— start MATERIAL —

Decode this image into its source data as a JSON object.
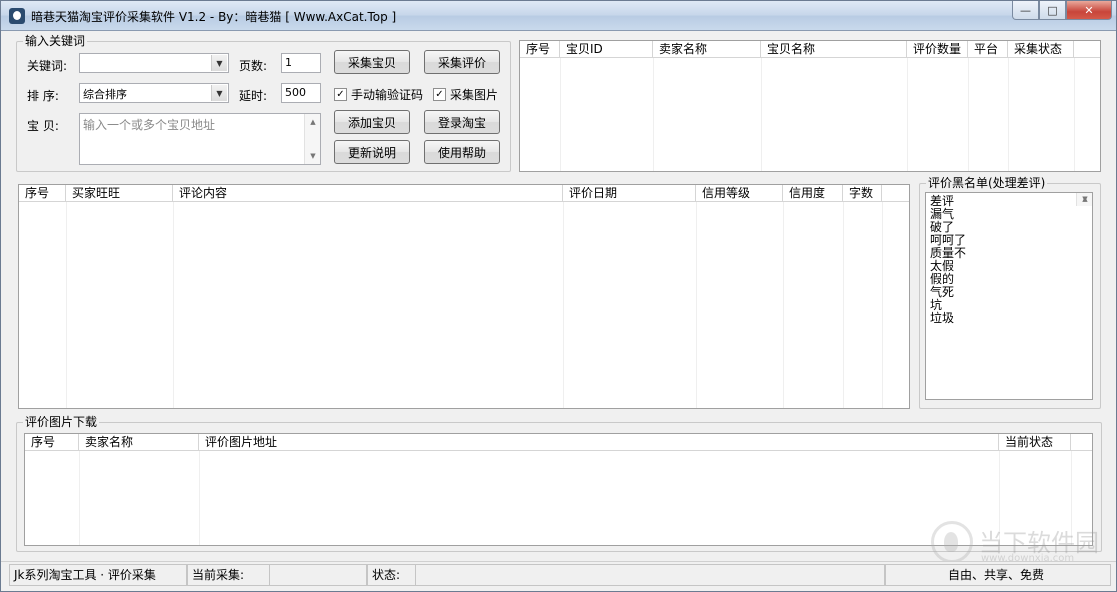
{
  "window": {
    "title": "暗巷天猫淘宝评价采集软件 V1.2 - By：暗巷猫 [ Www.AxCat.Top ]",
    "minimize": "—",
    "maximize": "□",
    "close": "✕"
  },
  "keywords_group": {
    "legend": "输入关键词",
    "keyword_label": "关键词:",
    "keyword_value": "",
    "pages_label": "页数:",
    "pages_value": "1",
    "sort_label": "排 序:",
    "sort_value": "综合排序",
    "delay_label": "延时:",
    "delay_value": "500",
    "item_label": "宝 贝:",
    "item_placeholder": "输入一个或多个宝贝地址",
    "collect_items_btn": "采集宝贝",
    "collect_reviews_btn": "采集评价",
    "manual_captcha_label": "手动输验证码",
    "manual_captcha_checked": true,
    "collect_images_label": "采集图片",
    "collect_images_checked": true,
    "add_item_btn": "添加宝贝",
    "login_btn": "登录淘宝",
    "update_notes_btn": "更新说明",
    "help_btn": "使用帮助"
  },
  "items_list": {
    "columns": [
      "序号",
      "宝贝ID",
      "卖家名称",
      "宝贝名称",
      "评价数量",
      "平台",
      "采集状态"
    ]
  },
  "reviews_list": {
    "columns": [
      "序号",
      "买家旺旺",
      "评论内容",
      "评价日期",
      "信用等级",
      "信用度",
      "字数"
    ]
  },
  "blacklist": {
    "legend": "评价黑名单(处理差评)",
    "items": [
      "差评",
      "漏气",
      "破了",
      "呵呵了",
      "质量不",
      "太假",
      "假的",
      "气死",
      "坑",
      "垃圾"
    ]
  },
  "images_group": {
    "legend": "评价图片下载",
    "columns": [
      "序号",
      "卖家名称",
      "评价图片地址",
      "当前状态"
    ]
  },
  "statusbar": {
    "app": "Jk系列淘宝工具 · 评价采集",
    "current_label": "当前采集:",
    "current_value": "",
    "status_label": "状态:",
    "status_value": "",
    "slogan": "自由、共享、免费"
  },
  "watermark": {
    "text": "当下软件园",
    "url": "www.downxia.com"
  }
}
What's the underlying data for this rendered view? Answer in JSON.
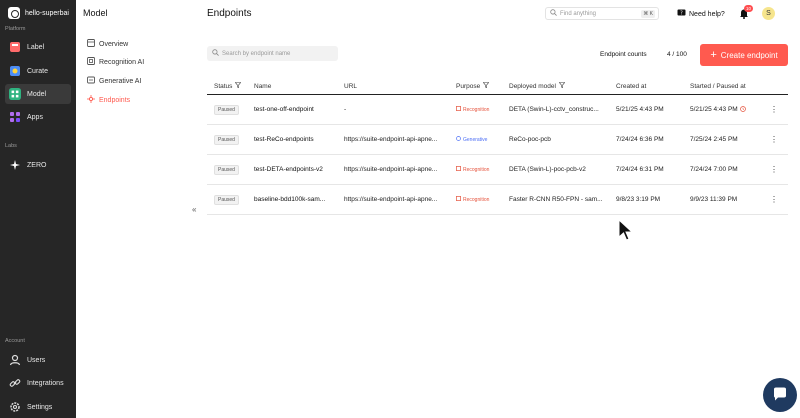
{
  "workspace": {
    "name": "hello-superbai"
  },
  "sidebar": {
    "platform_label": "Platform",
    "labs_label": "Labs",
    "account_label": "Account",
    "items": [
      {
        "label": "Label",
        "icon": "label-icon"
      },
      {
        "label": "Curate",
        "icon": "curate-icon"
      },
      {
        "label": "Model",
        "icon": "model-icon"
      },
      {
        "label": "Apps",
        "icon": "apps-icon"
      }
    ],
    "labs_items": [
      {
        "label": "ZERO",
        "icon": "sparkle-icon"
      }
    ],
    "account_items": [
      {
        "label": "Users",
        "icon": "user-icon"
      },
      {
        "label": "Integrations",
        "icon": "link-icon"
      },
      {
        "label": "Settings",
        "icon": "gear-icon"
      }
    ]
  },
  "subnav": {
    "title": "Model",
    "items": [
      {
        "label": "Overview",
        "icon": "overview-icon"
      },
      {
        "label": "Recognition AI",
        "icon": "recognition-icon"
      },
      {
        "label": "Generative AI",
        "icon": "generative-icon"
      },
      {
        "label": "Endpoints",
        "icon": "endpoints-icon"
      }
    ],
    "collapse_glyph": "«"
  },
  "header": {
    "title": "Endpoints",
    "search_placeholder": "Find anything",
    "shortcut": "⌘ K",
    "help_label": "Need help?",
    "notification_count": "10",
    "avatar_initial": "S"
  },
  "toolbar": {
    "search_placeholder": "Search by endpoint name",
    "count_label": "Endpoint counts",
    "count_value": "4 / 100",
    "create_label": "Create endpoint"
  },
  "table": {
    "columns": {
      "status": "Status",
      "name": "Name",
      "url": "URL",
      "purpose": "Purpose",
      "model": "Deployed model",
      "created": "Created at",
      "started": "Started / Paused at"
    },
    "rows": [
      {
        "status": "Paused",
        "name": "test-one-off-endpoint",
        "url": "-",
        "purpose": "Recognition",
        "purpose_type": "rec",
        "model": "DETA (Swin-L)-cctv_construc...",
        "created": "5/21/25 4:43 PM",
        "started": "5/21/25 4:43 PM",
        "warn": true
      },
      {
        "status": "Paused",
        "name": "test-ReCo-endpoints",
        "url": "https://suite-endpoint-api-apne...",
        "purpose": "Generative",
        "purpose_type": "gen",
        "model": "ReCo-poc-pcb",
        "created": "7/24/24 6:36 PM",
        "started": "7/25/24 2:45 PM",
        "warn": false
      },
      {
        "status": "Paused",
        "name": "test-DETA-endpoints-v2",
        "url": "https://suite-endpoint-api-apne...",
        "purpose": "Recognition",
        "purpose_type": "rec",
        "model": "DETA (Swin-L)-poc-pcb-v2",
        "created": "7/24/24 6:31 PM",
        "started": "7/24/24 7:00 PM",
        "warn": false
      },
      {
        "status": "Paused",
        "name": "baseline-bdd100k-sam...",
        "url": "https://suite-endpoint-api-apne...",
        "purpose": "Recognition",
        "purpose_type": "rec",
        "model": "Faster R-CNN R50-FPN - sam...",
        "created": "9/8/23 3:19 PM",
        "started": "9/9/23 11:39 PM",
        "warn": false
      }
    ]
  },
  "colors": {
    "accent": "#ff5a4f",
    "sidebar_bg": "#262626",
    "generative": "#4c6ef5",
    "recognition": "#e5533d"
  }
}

— end MATERIAL —

REQUEST
Write the listing above out again exactly, dropping each image.

TASK ANSWER
Decode this image into its source data as a JSON object.
{
  "window": {
    "title": "暗巷天猫淘宝评价采集软件 V1.2 - By：暗巷猫 [ Www.AxCat.Top ]",
    "minimize": "—",
    "maximize": "□",
    "close": "✕"
  },
  "keywords_group": {
    "legend": "输入关键词",
    "keyword_label": "关键词:",
    "keyword_value": "",
    "pages_label": "页数:",
    "pages_value": "1",
    "sort_label": "排 序:",
    "sort_value": "综合排序",
    "delay_label": "延时:",
    "delay_value": "500",
    "item_label": "宝 贝:",
    "item_placeholder": "输入一个或多个宝贝地址",
    "collect_items_btn": "采集宝贝",
    "collect_reviews_btn": "采集评价",
    "manual_captcha_label": "手动输验证码",
    "manual_captcha_checked": true,
    "collect_images_label": "采集图片",
    "collect_images_checked": true,
    "add_item_btn": "添加宝贝",
    "login_btn": "登录淘宝",
    "update_notes_btn": "更新说明",
    "help_btn": "使用帮助"
  },
  "items_list": {
    "columns": [
      "序号",
      "宝贝ID",
      "卖家名称",
      "宝贝名称",
      "评价数量",
      "平台",
      "采集状态"
    ]
  },
  "reviews_list": {
    "columns": [
      "序号",
      "买家旺旺",
      "评论内容",
      "评价日期",
      "信用等级",
      "信用度",
      "字数"
    ]
  },
  "blacklist": {
    "legend": "评价黑名单(处理差评)",
    "items": [
      "差评",
      "漏气",
      "破了",
      "呵呵了",
      "质量不",
      "太假",
      "假的",
      "气死",
      "坑",
      "垃圾"
    ]
  },
  "images_group": {
    "legend": "评价图片下载",
    "columns": [
      "序号",
      "卖家名称",
      "评价图片地址",
      "当前状态"
    ]
  },
  "statusbar": {
    "app": "Jk系列淘宝工具 · 评价采集",
    "current_label": "当前采集:",
    "current_value": "",
    "status_label": "状态:",
    "status_value": "",
    "slogan": "自由、共享、免费"
  },
  "watermark": {
    "text": "当下软件园",
    "url": "www.downxia.com"
  }
}
What's the underlying data for this rendered view? Answer in JSON.
{
  "workspace": {
    "name": "hello-superbai"
  },
  "sidebar": {
    "platform_label": "Platform",
    "labs_label": "Labs",
    "account_label": "Account",
    "items": [
      {
        "label": "Label",
        "icon": "label-icon"
      },
      {
        "label": "Curate",
        "icon": "curate-icon"
      },
      {
        "label": "Model",
        "icon": "model-icon"
      },
      {
        "label": "Apps",
        "icon": "apps-icon"
      }
    ],
    "labs_items": [
      {
        "label": "ZERO",
        "icon": "sparkle-icon"
      }
    ],
    "account_items": [
      {
        "label": "Users",
        "icon": "user-icon"
      },
      {
        "label": "Integrations",
        "icon": "link-icon"
      },
      {
        "label": "Settings",
        "icon": "gear-icon"
      }
    ]
  },
  "subnav": {
    "title": "Model",
    "items": [
      {
        "label": "Overview",
        "icon": "overview-icon"
      },
      {
        "label": "Recognition AI",
        "icon": "recognition-icon"
      },
      {
        "label": "Generative AI",
        "icon": "generative-icon"
      },
      {
        "label": "Endpoints",
        "icon": "endpoints-icon"
      }
    ],
    "collapse_glyph": "«"
  },
  "header": {
    "title": "Endpoints",
    "search_placeholder": "Find anything",
    "shortcut": "⌘ K",
    "help_label": "Need help?",
    "notification_count": "10",
    "avatar_initial": "S"
  },
  "toolbar": {
    "search_placeholder": "Search by endpoint name",
    "count_label": "Endpoint counts",
    "count_value": "4 / 100",
    "create_label": "Create endpoint"
  },
  "table": {
    "columns": {
      "status": "Status",
      "name": "Name",
      "url": "URL",
      "purpose": "Purpose",
      "model": "Deployed model",
      "created": "Created at",
      "started": "Started / Paused at"
    },
    "rows": [
      {
        "status": "Paused",
        "name": "test-one-off-endpoint",
        "url": "-",
        "purpose": "Recognition",
        "purpose_type": "rec",
        "model": "DETA (Swin-L)-cctv_construc...",
        "created": "5/21/25 4:43 PM",
        "started": "5/21/25 4:43 PM",
        "warn": true
      },
      {
        "status": "Paused",
        "name": "test-ReCo-endpoints",
        "url": "https://suite-endpoint-api-apne...",
        "purpose": "Generative",
        "purpose_type": "gen",
        "model": "ReCo-poc-pcb",
        "created": "7/24/24 6:36 PM",
        "started": "7/25/24 2:45 PM",
        "warn": false
      },
      {
        "status": "Paused",
        "name": "test-DETA-endpoints-v2",
        "url": "https://suite-endpoint-api-apne...",
        "purpose": "Recognition",
        "purpose_type": "rec",
        "model": "DETA (Swin-L)-poc-pcb-v2",
        "created": "7/24/24 6:31 PM",
        "started": "7/24/24 7:00 PM",
        "warn": false
      },
      {
        "status": "Paused",
        "name": "baseline-bdd100k-sam...",
        "url": "https://suite-endpoint-api-apne...",
        "purpose": "Recognition",
        "purpose_type": "rec",
        "model": "Faster R-CNN R50-FPN - sam...",
        "created": "9/8/23 3:19 PM",
        "started": "9/9/23 11:39 PM",
        "warn": false
      }
    ]
  },
  "colors": {
    "accent": "#ff5a4f",
    "sidebar_bg": "#262626",
    "generative": "#4c6ef5",
    "recognition": "#e5533d"
  }
}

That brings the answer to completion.